WHAT THE TASK REQUIRES | Review the material line by line. Identify and copy every line that contains the string "working".

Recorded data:
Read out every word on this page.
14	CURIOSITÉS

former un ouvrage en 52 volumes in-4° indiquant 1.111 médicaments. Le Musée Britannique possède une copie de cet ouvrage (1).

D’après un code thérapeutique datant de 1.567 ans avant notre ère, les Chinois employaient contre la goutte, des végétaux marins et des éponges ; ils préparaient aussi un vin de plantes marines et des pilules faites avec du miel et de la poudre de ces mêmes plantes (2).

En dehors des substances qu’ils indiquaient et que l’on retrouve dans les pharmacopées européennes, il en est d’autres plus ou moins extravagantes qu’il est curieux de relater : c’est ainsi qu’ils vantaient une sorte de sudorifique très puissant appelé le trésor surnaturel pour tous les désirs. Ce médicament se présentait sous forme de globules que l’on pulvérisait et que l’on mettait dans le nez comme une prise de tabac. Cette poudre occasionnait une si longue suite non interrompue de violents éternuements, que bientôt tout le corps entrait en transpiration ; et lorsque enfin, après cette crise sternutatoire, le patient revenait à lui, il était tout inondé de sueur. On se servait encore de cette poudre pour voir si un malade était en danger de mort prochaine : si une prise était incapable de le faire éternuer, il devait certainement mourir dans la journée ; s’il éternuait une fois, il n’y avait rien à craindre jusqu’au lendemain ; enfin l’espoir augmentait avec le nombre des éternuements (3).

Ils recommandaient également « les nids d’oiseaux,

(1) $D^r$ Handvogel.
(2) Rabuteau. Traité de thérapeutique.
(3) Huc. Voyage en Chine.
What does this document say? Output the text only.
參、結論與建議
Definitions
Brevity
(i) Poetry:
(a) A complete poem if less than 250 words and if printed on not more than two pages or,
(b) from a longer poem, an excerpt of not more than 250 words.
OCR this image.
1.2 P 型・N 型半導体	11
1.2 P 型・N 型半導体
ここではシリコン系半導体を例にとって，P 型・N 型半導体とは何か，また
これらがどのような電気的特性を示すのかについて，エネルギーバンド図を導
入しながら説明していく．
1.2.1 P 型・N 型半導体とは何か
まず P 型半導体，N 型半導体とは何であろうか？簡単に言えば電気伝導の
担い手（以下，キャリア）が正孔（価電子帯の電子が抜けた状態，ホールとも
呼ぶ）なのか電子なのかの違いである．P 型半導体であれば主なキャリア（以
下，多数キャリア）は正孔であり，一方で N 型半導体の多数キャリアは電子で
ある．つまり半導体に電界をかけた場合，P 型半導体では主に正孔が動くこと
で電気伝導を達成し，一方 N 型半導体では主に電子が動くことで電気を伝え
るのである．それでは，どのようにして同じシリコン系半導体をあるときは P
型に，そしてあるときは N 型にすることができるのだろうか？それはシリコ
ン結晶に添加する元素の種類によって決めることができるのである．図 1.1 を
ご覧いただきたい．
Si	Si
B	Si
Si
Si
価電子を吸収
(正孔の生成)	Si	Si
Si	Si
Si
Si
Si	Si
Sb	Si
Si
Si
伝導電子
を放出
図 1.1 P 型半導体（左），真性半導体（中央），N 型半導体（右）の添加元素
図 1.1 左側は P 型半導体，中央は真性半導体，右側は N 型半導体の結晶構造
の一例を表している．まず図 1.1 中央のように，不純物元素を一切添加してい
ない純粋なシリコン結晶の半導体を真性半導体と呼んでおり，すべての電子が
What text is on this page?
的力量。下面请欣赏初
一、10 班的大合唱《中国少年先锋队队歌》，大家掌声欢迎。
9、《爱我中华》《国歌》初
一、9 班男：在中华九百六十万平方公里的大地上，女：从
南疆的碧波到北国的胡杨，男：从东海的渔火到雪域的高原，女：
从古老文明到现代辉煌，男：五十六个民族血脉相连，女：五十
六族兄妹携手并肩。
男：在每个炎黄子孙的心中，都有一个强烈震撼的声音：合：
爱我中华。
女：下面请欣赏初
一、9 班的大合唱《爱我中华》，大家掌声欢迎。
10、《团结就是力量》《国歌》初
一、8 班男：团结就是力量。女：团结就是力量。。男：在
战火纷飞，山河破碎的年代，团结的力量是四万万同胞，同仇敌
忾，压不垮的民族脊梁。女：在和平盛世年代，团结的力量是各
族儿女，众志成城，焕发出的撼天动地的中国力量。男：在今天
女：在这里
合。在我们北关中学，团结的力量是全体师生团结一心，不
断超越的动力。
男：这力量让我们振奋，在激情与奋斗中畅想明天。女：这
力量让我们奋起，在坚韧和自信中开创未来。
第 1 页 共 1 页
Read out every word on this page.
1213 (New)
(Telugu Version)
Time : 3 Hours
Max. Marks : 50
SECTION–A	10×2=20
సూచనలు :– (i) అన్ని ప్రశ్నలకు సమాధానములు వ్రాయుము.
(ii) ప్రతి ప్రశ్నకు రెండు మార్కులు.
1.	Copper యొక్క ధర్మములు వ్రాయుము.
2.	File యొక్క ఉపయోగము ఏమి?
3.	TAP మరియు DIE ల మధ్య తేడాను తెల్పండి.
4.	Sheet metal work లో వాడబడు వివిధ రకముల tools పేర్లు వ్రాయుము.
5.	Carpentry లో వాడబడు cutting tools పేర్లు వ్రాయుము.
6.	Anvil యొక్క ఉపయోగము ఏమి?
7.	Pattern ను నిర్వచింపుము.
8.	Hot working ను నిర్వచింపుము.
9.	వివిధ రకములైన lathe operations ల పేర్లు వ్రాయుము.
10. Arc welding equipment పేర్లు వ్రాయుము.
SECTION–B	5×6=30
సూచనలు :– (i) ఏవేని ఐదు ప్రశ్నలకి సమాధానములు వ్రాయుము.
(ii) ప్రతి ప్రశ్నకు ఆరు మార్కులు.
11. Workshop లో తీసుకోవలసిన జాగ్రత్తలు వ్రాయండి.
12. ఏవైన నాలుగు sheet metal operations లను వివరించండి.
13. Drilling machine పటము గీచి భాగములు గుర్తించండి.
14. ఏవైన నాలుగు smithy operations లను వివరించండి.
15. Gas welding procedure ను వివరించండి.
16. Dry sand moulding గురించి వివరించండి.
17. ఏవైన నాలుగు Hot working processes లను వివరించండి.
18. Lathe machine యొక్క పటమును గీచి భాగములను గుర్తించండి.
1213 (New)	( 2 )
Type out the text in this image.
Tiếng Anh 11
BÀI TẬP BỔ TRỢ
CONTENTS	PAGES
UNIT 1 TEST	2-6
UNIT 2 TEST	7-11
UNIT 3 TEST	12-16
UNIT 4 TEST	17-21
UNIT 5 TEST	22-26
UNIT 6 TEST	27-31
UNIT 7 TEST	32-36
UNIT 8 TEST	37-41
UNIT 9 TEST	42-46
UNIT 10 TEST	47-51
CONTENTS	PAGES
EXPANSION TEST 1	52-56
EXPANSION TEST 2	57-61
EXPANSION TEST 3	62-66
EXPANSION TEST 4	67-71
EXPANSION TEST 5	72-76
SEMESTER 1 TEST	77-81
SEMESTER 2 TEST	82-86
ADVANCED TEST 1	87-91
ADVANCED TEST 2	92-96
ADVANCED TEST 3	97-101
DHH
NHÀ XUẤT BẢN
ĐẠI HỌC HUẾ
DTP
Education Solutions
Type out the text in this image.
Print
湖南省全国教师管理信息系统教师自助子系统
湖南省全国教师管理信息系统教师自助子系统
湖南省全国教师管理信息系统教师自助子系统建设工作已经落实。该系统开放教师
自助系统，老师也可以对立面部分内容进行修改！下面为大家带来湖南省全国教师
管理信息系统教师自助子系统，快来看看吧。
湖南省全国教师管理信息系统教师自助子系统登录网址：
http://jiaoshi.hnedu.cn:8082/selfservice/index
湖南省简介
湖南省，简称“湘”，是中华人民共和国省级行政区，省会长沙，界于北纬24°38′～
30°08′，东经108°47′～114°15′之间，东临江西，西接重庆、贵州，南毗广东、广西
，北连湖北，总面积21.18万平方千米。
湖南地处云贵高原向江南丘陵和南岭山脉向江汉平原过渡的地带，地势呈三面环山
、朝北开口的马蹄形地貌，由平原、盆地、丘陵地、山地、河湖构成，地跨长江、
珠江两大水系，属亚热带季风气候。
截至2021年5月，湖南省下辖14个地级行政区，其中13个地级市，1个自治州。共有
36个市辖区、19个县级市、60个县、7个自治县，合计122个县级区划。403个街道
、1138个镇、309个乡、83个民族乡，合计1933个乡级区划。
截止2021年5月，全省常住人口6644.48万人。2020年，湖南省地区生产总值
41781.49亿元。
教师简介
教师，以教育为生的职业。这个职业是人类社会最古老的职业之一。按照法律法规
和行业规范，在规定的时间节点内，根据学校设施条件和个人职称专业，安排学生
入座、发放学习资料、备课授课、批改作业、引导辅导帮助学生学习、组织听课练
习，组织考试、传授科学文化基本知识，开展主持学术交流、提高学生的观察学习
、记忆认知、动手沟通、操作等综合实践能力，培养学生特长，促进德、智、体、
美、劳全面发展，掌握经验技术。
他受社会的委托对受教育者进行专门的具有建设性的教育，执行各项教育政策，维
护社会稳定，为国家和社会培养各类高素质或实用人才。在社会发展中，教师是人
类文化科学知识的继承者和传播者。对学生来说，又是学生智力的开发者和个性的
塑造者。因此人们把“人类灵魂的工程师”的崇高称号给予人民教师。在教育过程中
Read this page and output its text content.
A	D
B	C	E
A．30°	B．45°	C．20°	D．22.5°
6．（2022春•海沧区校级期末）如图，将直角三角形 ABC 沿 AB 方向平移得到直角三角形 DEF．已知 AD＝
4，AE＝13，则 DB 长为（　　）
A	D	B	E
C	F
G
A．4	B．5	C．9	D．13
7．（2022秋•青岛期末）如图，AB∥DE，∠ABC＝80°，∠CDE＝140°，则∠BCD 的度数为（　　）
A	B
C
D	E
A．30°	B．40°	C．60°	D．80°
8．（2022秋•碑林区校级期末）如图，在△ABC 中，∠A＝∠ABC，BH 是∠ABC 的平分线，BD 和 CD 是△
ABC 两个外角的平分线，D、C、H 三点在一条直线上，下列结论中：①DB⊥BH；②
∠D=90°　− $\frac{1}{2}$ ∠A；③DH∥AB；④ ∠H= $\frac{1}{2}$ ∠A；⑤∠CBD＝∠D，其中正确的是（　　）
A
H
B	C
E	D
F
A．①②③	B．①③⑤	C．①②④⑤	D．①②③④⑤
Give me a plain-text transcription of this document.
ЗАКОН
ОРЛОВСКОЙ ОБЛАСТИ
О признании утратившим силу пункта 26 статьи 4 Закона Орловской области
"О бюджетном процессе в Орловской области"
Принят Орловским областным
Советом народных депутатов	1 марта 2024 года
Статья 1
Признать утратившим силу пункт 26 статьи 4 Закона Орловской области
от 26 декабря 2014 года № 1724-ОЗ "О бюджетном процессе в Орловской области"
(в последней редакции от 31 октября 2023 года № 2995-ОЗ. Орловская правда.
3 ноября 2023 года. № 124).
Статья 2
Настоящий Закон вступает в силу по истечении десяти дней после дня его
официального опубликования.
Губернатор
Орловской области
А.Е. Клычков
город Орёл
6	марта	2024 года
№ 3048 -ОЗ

RESULT OF THE EXERCISE |
8.	Hot working ను నిర్వచింపుము.
17. ఏవైన నాలుగు Hot working processes లను వివరించండి.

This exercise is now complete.